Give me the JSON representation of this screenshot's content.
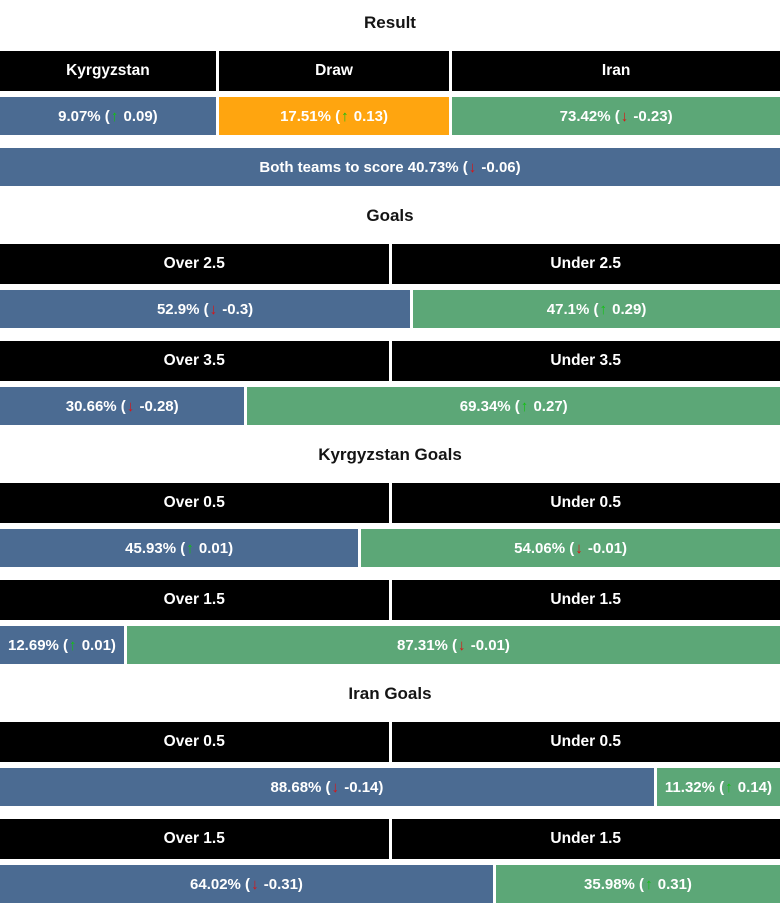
{
  "widget_name": "match-prediction-stats",
  "colors": {
    "header_bg": "#000000",
    "header_text": "#ffffff",
    "bar_text": "#ffffff",
    "bar_blue": "#4b6b92",
    "bar_orange": "#ffa50f",
    "bar_green": "#5ca777",
    "trend_up": "#12c112",
    "trend_down": "#dd1111",
    "title_text": "#141414"
  },
  "icons": {
    "up_arrow": "↑",
    "down_arrow": "↓"
  },
  "chart_data": {
    "type": "bar",
    "unit": "percent",
    "sections": [
      {
        "title": "Result",
        "rows": [
          {
            "type": "headers",
            "basis": "200px",
            "cells": [
              {
                "label": "Kyrgyzstan",
                "grow": 9.07
              },
              {
                "label": "Draw",
                "grow": 17.51
              },
              {
                "label": "Iran",
                "grow": 73.42
              }
            ]
          },
          {
            "type": "bars",
            "basis": "200px",
            "cells": [
              {
                "value": 9.07,
                "display": "9.07%",
                "trend": "up",
                "delta": "0.09",
                "color": "blue",
                "grow": 9.07
              },
              {
                "value": 17.51,
                "display": "17.51%",
                "trend": "up",
                "delta": "0.13",
                "color": "orange",
                "grow": 17.51
              },
              {
                "value": 73.42,
                "display": "73.42%",
                "trend": "down",
                "delta": "-0.23",
                "color": "green",
                "grow": 73.42
              }
            ]
          },
          {
            "type": "bars",
            "cells": [
              {
                "prefix": "Both teams to score",
                "value": 40.73,
                "display": "40.73%",
                "trend": "down",
                "delta": "-0.06",
                "color": "blue",
                "grow": 100
              }
            ]
          }
        ]
      },
      {
        "title": "Goals",
        "rows": [
          {
            "type": "headers",
            "cells": [
              {
                "label": "Over 2.5",
                "grow": 1
              },
              {
                "label": "Under 2.5",
                "grow": 1
              }
            ]
          },
          {
            "type": "bars",
            "cells": [
              {
                "value": 52.9,
                "display": "52.9%",
                "trend": "down",
                "delta": "-0.3",
                "color": "blue",
                "grow": 52.9
              },
              {
                "value": 47.1,
                "display": "47.1%",
                "trend": "up",
                "delta": "0.29",
                "color": "green",
                "grow": 47.1
              }
            ]
          },
          {
            "type": "headers",
            "cells": [
              {
                "label": "Over 3.5",
                "grow": 1
              },
              {
                "label": "Under 3.5",
                "grow": 1
              }
            ]
          },
          {
            "type": "bars",
            "cells": [
              {
                "value": 30.66,
                "display": "30.66%",
                "trend": "down",
                "delta": "-0.28",
                "color": "blue",
                "grow": 30.66
              },
              {
                "value": 69.34,
                "display": "69.34%",
                "trend": "up",
                "delta": "0.27",
                "color": "green",
                "grow": 69.34
              }
            ]
          }
        ]
      },
      {
        "title": "Kyrgyzstan Goals",
        "rows": [
          {
            "type": "headers",
            "cells": [
              {
                "label": "Over 0.5",
                "grow": 1
              },
              {
                "label": "Under 0.5",
                "grow": 1
              }
            ]
          },
          {
            "type": "bars",
            "cells": [
              {
                "value": 45.93,
                "display": "45.93%",
                "trend": "up",
                "delta": "0.01",
                "color": "blue",
                "grow": 45.93
              },
              {
                "value": 54.06,
                "display": "54.06%",
                "trend": "down",
                "delta": "-0.01",
                "color": "green",
                "grow": 54.06
              }
            ]
          },
          {
            "type": "headers",
            "cells": [
              {
                "label": "Over 1.5",
                "grow": 1
              },
              {
                "label": "Under 1.5",
                "grow": 1
              }
            ]
          },
          {
            "type": "bars",
            "cells": [
              {
                "value": 12.69,
                "display": "12.69%",
                "trend": "up",
                "delta": "0.01",
                "color": "blue",
                "grow": 12.69
              },
              {
                "value": 87.31,
                "display": "87.31%",
                "trend": "down",
                "delta": "-0.01",
                "color": "green",
                "grow": 87.31
              }
            ]
          }
        ]
      },
      {
        "title": "Iran Goals",
        "rows": [
          {
            "type": "headers",
            "cells": [
              {
                "label": "Over 0.5",
                "grow": 1
              },
              {
                "label": "Under 0.5",
                "grow": 1
              }
            ]
          },
          {
            "type": "bars",
            "cells": [
              {
                "value": 88.68,
                "display": "88.68%",
                "trend": "down",
                "delta": "-0.14",
                "color": "blue",
                "grow": 88.68
              },
              {
                "value": 11.32,
                "display": "11.32%",
                "trend": "up",
                "delta": "0.14",
                "color": "green",
                "grow": 11.32
              }
            ]
          },
          {
            "type": "headers",
            "cells": [
              {
                "label": "Over 1.5",
                "grow": 1
              },
              {
                "label": "Under 1.5",
                "grow": 1
              }
            ]
          },
          {
            "type": "bars",
            "cells": [
              {
                "value": 64.02,
                "display": "64.02%",
                "trend": "down",
                "delta": "-0.31",
                "color": "blue",
                "grow": 64.02
              },
              {
                "value": 35.98,
                "display": "35.98%",
                "trend": "up",
                "delta": "0.31",
                "color": "green",
                "grow": 35.98
              }
            ]
          }
        ]
      }
    ]
  }
}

-- -- --

WHAT YOU HAVE TO DO – Transcribe the records above exactly, leaving out every picture.

ANSWER TO THE PROBLEM –
Give me the JSON representation of this screenshot's content.
{
  "widget_name": "match-prediction-stats",
  "colors": {
    "header_bg": "#000000",
    "header_text": "#ffffff",
    "bar_text": "#ffffff",
    "bar_blue": "#4b6b92",
    "bar_orange": "#ffa50f",
    "bar_green": "#5ca777",
    "trend_up": "#12c112",
    "trend_down": "#dd1111",
    "title_text": "#141414"
  },
  "icons": {
    "up_arrow": "↑",
    "down_arrow": "↓"
  },
  "chart_data": {
    "type": "bar",
    "unit": "percent",
    "sections": [
      {
        "title": "Result",
        "rows": [
          {
            "type": "headers",
            "basis": "200px",
            "cells": [
              {
                "label": "Kyrgyzstan",
                "grow": 9.07
              },
              {
                "label": "Draw",
                "grow": 17.51
              },
              {
                "label": "Iran",
                "grow": 73.42
              }
            ]
          },
          {
            "type": "bars",
            "basis": "200px",
            "cells": [
              {
                "value": 9.07,
                "display": "9.07%",
                "trend": "up",
                "delta": "0.09",
                "color": "blue",
                "grow": 9.07
              },
              {
                "value": 17.51,
                "display": "17.51%",
                "trend": "up",
                "delta": "0.13",
                "color": "orange",
                "grow": 17.51
              },
              {
                "value": 73.42,
                "display": "73.42%",
                "trend": "down",
                "delta": "-0.23",
                "color": "green",
                "grow": 73.42
              }
            ]
          },
          {
            "type": "bars",
            "cells": [
              {
                "prefix": "Both teams to score",
                "value": 40.73,
                "display": "40.73%",
                "trend": "down",
                "delta": "-0.06",
                "color": "blue",
                "grow": 100
              }
            ]
          }
        ]
      },
      {
        "title": "Goals",
        "rows": [
          {
            "type": "headers",
            "cells": [
              {
                "label": "Over 2.5",
                "grow": 1
              },
              {
                "label": "Under 2.5",
                "grow": 1
              }
            ]
          },
          {
            "type": "bars",
            "cells": [
              {
                "value": 52.9,
                "display": "52.9%",
                "trend": "down",
                "delta": "-0.3",
                "color": "blue",
                "grow": 52.9
              },
              {
                "value": 47.1,
                "display": "47.1%",
                "trend": "up",
                "delta": "0.29",
                "color": "green",
                "grow": 47.1
              }
            ]
          },
          {
            "type": "headers",
            "cells": [
              {
                "label": "Over 3.5",
                "grow": 1
              },
              {
                "label": "Under 3.5",
                "grow": 1
              }
            ]
          },
          {
            "type": "bars",
            "cells": [
              {
                "value": 30.66,
                "display": "30.66%",
                "trend": "down",
                "delta": "-0.28",
                "color": "blue",
                "grow": 30.66
              },
              {
                "value": 69.34,
                "display": "69.34%",
                "trend": "up",
                "delta": "0.27",
                "color": "green",
                "grow": 69.34
              }
            ]
          }
        ]
      },
      {
        "title": "Kyrgyzstan Goals",
        "rows": [
          {
            "type": "headers",
            "cells": [
              {
                "label": "Over 0.5",
                "grow": 1
              },
              {
                "label": "Under 0.5",
                "grow": 1
              }
            ]
          },
          {
            "type": "bars",
            "cells": [
              {
                "value": 45.93,
                "display": "45.93%",
                "trend": "up",
                "delta": "0.01",
                "color": "blue",
                "grow": 45.93
              },
              {
                "value": 54.06,
                "display": "54.06%",
                "trend": "down",
                "delta": "-0.01",
                "color": "green",
                "grow": 54.06
              }
            ]
          },
          {
            "type": "headers",
            "cells": [
              {
                "label": "Over 1.5",
                "grow": 1
              },
              {
                "label": "Under 1.5",
                "grow": 1
              }
            ]
          },
          {
            "type": "bars",
            "cells": [
              {
                "value": 12.69,
                "display": "12.69%",
                "trend": "up",
                "delta": "0.01",
                "color": "blue",
                "grow": 12.69
              },
              {
                "value": 87.31,
                "display": "87.31%",
                "trend": "down",
                "delta": "-0.01",
                "color": "green",
                "grow": 87.31
              }
            ]
          }
        ]
      },
      {
        "title": "Iran Goals",
        "rows": [
          {
            "type": "headers",
            "cells": [
              {
                "label": "Over 0.5",
                "grow": 1
              },
              {
                "label": "Under 0.5",
                "grow": 1
              }
            ]
          },
          {
            "type": "bars",
            "cells": [
              {
                "value": 88.68,
                "display": "88.68%",
                "trend": "down",
                "delta": "-0.14",
                "color": "blue",
                "grow": 88.68
              },
              {
                "value": 11.32,
                "display": "11.32%",
                "trend": "up",
                "delta": "0.14",
                "color": "green",
                "grow": 11.32
              }
            ]
          },
          {
            "type": "headers",
            "cells": [
              {
                "label": "Over 1.5",
                "grow": 1
              },
              {
                "label": "Under 1.5",
                "grow": 1
              }
            ]
          },
          {
            "type": "bars",
            "cells": [
              {
                "value": 64.02,
                "display": "64.02%",
                "trend": "down",
                "delta": "-0.31",
                "color": "blue",
                "grow": 64.02
              },
              {
                "value": 35.98,
                "display": "35.98%",
                "trend": "up",
                "delta": "0.31",
                "color": "green",
                "grow": 35.98
              }
            ]
          }
        ]
      }
    ]
  }
}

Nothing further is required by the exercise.